- _WHAT TO WORK ON_:
Which of the lines below include the word "name"? Pull each one out.

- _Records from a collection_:
☆ ☆ ☆ ☆ ☆
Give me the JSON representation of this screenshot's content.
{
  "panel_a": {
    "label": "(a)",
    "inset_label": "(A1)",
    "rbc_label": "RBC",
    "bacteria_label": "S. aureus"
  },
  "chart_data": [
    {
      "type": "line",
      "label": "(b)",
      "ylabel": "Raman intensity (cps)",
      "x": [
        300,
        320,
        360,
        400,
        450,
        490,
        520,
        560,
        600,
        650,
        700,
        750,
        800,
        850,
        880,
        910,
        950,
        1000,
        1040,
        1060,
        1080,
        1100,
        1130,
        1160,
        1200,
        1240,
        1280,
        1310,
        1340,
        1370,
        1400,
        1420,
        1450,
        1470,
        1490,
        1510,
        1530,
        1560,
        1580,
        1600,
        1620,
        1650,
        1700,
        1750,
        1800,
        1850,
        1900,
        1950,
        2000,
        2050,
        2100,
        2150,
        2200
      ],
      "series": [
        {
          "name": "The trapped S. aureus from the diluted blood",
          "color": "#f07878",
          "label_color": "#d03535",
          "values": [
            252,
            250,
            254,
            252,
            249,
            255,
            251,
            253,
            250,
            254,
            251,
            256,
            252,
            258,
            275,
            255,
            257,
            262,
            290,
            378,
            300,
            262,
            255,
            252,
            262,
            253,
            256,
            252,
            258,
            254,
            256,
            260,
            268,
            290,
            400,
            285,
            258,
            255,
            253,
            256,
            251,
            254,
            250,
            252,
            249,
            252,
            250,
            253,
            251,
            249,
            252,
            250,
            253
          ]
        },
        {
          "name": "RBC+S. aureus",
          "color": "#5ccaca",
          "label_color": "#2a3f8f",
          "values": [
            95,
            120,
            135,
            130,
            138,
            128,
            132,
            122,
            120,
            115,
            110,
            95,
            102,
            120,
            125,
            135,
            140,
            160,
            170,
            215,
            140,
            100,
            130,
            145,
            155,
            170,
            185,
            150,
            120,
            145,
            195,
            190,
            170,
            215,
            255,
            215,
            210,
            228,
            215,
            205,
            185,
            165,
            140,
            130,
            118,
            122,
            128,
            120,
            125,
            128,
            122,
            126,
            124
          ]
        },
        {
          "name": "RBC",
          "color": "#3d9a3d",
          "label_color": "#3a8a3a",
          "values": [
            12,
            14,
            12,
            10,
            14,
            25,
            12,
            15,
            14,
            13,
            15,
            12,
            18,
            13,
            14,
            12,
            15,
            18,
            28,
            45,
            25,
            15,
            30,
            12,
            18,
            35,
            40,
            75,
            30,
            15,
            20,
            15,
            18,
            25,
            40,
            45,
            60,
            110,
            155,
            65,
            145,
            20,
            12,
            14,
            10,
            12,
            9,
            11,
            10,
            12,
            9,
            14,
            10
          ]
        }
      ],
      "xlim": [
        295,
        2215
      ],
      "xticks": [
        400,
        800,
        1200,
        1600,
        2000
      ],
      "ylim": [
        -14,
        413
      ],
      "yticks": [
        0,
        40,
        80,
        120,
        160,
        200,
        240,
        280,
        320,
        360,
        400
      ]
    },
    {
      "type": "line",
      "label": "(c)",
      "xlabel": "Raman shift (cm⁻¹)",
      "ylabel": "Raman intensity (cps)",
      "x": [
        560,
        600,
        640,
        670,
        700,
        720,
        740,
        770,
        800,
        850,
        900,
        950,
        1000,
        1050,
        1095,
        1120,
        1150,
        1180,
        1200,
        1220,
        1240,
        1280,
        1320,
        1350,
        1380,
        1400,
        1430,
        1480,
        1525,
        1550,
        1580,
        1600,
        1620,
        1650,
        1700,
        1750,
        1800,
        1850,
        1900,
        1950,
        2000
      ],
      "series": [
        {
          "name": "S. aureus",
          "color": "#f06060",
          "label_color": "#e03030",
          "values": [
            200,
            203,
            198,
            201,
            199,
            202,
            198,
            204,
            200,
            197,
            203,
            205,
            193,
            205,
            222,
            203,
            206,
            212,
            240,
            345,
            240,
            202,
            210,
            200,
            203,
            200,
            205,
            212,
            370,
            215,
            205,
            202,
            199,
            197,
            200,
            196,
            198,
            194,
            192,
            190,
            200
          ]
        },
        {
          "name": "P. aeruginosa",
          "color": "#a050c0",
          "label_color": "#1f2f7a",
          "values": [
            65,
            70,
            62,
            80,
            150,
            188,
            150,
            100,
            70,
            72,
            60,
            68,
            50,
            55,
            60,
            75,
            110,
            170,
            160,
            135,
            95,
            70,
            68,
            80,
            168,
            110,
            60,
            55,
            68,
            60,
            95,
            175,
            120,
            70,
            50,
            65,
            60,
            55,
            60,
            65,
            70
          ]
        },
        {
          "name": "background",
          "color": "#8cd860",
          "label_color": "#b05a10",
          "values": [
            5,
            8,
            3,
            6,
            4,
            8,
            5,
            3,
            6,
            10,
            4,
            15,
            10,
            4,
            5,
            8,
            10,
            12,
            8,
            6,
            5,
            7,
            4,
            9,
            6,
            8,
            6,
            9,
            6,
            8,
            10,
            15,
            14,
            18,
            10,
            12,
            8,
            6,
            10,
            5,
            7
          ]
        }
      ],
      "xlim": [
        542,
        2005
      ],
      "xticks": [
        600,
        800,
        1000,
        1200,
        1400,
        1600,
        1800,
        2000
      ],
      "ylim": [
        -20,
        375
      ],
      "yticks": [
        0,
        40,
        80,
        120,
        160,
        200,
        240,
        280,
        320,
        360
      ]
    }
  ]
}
☆ ☆ ☆ ☆ ☆
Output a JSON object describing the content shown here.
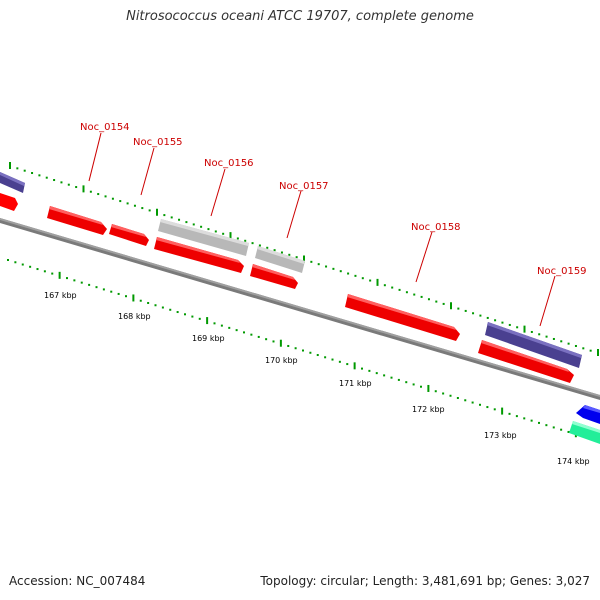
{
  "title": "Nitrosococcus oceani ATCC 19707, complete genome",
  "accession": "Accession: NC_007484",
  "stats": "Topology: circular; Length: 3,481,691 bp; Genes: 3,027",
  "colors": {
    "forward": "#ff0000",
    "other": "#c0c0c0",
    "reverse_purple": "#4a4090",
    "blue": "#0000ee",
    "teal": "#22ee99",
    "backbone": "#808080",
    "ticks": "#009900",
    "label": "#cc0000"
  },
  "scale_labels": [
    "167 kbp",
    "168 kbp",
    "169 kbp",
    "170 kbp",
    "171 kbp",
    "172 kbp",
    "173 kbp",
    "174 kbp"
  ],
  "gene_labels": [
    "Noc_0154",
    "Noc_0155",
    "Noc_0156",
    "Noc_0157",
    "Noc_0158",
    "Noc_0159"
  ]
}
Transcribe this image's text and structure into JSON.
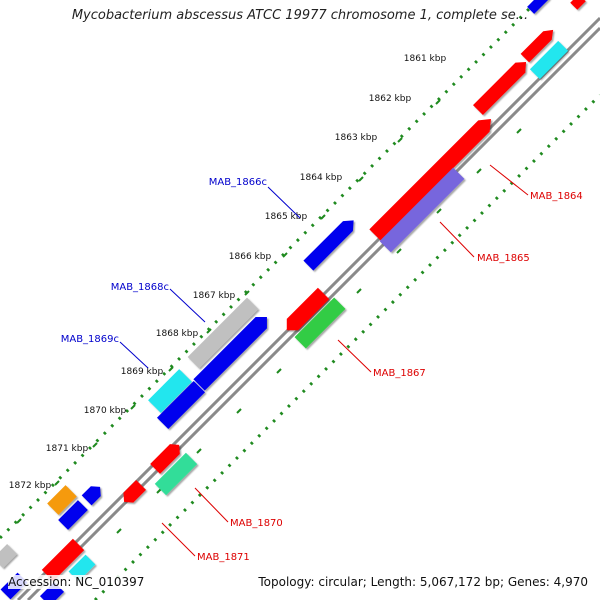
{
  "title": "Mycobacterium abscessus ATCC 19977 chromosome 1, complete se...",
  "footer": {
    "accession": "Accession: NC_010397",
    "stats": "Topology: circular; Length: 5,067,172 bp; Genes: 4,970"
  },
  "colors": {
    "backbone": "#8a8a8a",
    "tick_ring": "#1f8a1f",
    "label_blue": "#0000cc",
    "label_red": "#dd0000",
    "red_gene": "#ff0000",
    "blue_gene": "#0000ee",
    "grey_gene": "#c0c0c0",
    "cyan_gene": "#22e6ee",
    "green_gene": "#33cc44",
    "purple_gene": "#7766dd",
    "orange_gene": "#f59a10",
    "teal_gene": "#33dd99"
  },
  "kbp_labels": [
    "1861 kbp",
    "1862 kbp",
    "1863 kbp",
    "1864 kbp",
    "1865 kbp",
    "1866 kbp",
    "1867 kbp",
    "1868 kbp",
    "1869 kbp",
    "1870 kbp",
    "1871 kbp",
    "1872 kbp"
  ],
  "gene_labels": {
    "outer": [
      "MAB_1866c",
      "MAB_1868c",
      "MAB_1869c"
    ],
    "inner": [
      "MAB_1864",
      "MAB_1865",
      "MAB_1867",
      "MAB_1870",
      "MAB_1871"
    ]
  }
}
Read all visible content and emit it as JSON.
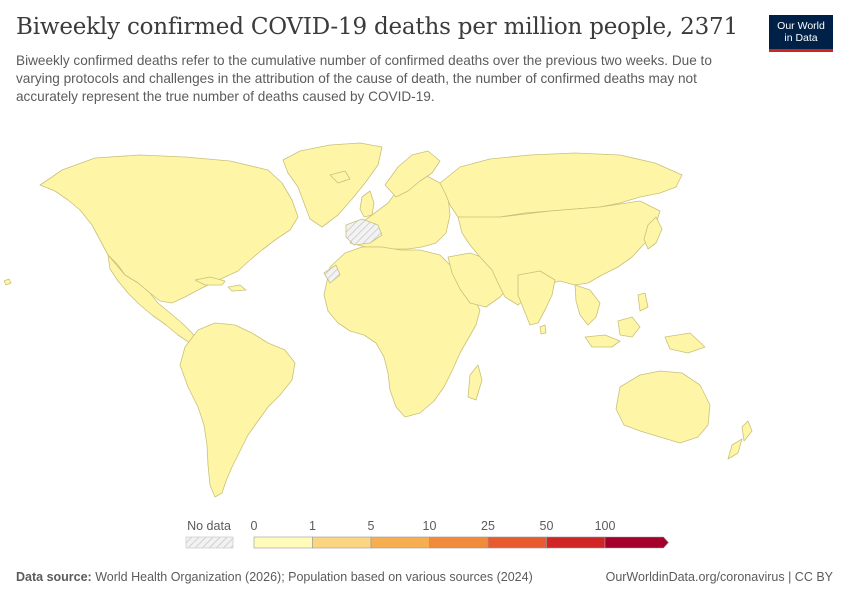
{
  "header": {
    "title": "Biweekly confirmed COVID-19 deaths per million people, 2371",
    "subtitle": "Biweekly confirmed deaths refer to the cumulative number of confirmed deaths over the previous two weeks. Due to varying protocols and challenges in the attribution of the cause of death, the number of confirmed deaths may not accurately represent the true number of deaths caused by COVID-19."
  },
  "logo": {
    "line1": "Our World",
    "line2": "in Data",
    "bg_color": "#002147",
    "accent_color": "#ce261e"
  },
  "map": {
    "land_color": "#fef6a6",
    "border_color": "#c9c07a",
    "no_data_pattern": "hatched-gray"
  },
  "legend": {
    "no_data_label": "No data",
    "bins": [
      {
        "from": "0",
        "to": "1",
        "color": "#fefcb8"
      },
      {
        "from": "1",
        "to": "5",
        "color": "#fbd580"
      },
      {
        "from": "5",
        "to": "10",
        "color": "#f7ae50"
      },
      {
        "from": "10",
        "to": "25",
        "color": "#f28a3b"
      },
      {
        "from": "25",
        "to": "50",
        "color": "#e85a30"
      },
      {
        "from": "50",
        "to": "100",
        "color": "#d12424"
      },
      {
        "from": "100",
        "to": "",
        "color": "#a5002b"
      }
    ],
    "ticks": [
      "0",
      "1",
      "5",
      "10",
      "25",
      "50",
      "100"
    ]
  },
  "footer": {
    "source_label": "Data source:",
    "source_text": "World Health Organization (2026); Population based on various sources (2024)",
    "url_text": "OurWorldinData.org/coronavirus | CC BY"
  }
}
☆ ☆ ☆ ☆ ☆
- _THE COMPLETED TASK_:
          "name": "The trapped S. aureus from the diluted blood",
          "name": "RBC+S. aureus",
          "name": "RBC",
          "name": "S. aureus",
          "name": "P. aeruginosa",
          "name": "background",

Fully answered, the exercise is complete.